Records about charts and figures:
>> Start

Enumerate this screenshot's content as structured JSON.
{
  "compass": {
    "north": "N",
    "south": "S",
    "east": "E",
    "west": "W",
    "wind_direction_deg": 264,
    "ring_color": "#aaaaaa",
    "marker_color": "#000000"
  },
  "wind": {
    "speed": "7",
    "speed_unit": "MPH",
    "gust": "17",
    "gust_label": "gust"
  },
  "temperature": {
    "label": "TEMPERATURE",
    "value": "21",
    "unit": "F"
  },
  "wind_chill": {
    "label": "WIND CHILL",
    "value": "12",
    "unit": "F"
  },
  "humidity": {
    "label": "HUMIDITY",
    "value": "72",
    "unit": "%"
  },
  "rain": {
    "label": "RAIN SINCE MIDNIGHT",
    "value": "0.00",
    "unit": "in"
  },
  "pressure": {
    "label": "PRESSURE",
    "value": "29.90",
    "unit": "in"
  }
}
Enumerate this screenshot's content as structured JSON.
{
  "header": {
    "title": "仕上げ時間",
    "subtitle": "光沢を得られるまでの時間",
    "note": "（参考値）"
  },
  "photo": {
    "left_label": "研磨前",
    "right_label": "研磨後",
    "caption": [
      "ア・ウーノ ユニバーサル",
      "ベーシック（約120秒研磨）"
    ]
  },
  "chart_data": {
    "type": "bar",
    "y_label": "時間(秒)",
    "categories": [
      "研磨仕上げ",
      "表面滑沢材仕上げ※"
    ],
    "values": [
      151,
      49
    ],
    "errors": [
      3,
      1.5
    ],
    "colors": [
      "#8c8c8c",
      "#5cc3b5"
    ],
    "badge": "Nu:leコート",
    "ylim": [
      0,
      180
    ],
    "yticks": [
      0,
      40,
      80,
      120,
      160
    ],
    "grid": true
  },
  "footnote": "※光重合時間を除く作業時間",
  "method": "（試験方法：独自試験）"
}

>> End
>> Start

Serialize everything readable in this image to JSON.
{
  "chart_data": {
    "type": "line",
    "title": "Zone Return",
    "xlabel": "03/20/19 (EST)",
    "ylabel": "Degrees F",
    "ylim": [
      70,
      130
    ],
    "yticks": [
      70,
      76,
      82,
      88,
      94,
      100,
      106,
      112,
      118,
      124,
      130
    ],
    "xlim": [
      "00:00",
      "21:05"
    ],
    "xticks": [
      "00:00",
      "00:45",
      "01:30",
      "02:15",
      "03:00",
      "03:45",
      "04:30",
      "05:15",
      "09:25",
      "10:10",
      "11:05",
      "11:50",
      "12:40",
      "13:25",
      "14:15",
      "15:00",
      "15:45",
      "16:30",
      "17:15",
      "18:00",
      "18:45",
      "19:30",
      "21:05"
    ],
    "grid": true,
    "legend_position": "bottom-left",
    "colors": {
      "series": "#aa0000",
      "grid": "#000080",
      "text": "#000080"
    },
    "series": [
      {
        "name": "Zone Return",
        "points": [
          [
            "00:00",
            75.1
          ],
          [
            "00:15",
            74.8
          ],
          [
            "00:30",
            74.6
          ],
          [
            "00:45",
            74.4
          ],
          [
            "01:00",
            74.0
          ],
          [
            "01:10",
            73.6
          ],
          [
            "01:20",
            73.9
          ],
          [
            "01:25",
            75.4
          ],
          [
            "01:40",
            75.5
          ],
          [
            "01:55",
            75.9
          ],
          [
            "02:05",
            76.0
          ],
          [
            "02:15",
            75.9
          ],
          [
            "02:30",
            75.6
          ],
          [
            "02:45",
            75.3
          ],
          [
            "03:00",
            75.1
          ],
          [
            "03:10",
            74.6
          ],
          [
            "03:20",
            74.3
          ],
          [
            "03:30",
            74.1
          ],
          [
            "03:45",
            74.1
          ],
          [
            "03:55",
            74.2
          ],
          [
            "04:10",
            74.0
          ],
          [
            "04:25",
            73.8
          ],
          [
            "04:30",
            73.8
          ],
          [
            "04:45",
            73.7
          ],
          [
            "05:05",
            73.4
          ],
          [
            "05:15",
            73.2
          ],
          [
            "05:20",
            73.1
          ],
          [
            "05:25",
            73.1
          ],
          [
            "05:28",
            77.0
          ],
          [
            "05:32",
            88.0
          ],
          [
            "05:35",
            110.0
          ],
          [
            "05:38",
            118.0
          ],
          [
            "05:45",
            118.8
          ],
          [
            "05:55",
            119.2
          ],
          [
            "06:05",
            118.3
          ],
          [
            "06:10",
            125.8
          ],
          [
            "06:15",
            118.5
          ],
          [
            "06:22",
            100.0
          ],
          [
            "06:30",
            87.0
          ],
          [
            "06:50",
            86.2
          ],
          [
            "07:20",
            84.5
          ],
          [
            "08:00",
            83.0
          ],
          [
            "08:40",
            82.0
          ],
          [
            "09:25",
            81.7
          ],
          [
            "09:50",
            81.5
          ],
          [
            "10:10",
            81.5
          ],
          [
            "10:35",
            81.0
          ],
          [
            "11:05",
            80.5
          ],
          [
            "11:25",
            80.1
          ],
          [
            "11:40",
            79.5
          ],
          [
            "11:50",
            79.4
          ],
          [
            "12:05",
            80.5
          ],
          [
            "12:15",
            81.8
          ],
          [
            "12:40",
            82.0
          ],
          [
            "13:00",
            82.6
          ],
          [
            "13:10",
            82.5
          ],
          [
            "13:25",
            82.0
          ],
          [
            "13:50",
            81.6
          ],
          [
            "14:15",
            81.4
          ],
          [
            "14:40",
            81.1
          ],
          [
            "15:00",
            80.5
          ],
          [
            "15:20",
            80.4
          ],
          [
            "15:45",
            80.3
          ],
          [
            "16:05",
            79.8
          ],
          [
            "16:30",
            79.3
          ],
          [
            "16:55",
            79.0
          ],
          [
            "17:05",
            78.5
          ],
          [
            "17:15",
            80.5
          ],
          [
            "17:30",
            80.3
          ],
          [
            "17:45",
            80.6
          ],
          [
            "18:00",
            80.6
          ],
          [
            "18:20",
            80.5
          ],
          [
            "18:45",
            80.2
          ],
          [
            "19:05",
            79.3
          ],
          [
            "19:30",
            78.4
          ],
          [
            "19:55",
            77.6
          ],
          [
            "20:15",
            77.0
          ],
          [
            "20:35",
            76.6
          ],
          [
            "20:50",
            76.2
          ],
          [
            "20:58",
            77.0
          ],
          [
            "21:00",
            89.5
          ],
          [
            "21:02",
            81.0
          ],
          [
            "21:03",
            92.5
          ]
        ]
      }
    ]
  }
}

>> End
>> Start

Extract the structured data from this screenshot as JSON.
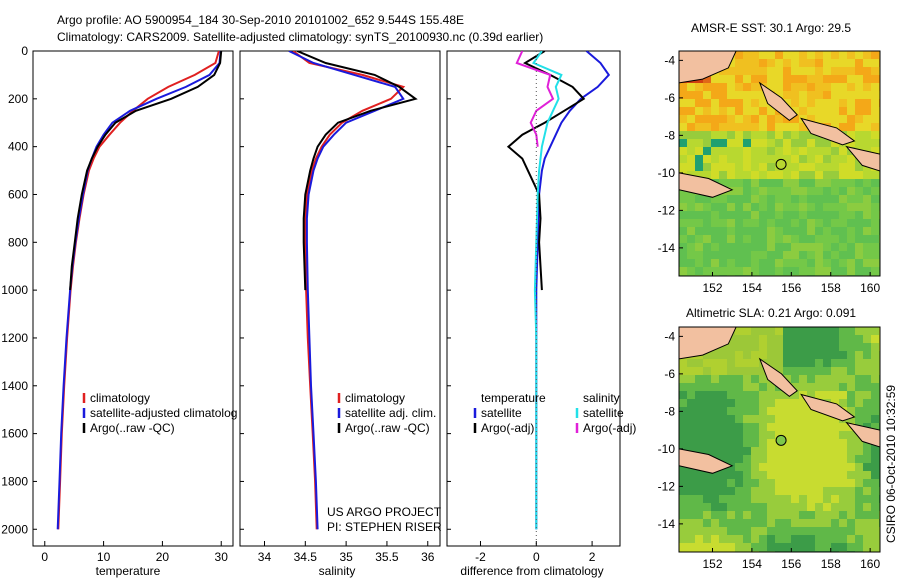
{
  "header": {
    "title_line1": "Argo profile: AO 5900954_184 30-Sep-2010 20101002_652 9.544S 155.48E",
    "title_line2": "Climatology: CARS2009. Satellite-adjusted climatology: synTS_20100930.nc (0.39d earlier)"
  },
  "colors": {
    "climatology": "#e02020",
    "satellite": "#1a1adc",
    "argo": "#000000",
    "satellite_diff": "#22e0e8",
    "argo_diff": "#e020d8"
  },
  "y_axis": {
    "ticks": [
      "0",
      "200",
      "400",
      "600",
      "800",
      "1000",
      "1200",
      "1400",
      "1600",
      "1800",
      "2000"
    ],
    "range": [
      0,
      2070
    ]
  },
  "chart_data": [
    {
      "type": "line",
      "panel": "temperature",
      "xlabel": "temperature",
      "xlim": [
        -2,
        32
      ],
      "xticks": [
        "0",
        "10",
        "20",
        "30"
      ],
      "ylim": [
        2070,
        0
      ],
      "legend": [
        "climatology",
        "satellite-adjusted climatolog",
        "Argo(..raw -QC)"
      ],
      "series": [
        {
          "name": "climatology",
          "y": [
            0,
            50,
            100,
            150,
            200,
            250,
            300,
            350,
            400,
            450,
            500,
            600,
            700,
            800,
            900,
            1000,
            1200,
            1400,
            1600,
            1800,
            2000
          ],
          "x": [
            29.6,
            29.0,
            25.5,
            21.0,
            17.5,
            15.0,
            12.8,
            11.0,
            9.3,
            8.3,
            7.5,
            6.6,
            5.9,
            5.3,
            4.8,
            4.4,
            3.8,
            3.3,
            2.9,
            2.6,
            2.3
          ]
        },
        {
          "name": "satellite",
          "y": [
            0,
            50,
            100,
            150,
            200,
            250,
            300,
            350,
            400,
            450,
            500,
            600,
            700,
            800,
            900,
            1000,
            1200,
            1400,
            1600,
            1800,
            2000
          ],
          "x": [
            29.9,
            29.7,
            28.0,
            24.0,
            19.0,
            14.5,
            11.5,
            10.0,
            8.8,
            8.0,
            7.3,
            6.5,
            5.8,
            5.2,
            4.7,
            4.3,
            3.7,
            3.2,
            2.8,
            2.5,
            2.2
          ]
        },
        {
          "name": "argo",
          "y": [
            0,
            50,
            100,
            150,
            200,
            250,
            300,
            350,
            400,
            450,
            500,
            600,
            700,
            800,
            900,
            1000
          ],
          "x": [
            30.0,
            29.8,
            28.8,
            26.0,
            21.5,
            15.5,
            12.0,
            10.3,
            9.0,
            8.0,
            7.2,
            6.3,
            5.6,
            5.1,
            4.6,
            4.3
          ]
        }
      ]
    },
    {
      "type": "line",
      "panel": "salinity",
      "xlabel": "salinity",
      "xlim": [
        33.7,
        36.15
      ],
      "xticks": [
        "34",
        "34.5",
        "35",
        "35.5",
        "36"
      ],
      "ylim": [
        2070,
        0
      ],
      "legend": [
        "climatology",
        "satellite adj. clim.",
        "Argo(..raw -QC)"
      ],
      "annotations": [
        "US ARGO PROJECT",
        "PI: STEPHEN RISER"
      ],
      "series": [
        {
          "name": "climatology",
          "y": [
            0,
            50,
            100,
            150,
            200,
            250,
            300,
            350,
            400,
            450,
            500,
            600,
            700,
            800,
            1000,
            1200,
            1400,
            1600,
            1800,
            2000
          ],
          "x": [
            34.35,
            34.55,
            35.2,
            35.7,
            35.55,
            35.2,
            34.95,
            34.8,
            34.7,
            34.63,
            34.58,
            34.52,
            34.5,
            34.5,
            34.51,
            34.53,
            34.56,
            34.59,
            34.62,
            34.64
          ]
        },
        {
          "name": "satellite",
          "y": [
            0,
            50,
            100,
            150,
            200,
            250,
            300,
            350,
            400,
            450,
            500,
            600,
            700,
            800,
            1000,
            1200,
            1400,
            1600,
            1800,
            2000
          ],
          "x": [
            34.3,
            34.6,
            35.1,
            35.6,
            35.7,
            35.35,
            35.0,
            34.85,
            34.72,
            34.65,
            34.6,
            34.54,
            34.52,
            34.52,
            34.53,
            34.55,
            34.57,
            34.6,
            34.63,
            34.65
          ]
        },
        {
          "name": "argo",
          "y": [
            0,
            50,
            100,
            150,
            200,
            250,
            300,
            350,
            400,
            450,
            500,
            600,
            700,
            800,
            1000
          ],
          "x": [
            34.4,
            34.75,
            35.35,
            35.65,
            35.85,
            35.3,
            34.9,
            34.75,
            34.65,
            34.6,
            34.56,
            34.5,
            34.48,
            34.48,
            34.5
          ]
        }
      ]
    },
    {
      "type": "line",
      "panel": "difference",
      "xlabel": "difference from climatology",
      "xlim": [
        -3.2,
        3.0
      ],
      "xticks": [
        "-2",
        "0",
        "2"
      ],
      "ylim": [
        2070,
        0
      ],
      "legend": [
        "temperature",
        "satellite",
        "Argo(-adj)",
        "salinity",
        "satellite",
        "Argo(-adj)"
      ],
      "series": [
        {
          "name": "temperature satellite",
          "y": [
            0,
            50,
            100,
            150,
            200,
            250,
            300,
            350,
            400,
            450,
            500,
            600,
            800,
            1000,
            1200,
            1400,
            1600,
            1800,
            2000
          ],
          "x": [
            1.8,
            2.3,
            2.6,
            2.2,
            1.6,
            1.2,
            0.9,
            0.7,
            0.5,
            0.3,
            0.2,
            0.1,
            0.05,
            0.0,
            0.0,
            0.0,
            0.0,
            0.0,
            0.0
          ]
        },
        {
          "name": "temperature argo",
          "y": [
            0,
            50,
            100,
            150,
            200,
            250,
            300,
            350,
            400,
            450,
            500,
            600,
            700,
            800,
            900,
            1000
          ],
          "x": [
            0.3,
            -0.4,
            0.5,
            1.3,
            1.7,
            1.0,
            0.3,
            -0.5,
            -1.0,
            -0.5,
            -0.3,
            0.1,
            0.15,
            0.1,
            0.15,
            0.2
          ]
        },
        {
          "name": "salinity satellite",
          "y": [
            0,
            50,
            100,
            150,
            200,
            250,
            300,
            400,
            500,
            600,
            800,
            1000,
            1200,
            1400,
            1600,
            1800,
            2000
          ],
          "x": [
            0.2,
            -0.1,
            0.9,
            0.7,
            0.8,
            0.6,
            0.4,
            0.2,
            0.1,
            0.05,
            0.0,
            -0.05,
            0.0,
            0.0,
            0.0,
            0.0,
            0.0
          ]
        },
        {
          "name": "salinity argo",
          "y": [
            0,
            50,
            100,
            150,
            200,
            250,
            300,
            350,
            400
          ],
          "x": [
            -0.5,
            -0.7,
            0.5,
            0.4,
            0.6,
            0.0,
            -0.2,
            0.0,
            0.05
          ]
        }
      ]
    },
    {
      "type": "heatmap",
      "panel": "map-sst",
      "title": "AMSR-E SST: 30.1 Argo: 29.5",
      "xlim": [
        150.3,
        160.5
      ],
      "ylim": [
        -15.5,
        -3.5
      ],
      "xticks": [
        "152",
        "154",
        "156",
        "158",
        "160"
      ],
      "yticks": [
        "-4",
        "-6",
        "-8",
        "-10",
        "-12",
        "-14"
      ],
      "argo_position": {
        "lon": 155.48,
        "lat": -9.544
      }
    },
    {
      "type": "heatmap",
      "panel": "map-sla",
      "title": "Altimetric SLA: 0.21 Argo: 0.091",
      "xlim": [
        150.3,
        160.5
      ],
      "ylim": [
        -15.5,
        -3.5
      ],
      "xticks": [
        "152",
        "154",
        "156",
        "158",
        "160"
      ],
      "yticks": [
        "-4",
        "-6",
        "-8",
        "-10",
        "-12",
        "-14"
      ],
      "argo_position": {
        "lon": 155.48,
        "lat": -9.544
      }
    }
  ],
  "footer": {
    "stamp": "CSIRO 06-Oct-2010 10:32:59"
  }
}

>> End

Task details: In the entries above, count each line that holds "name". Give the total and nothing else.

Output: 11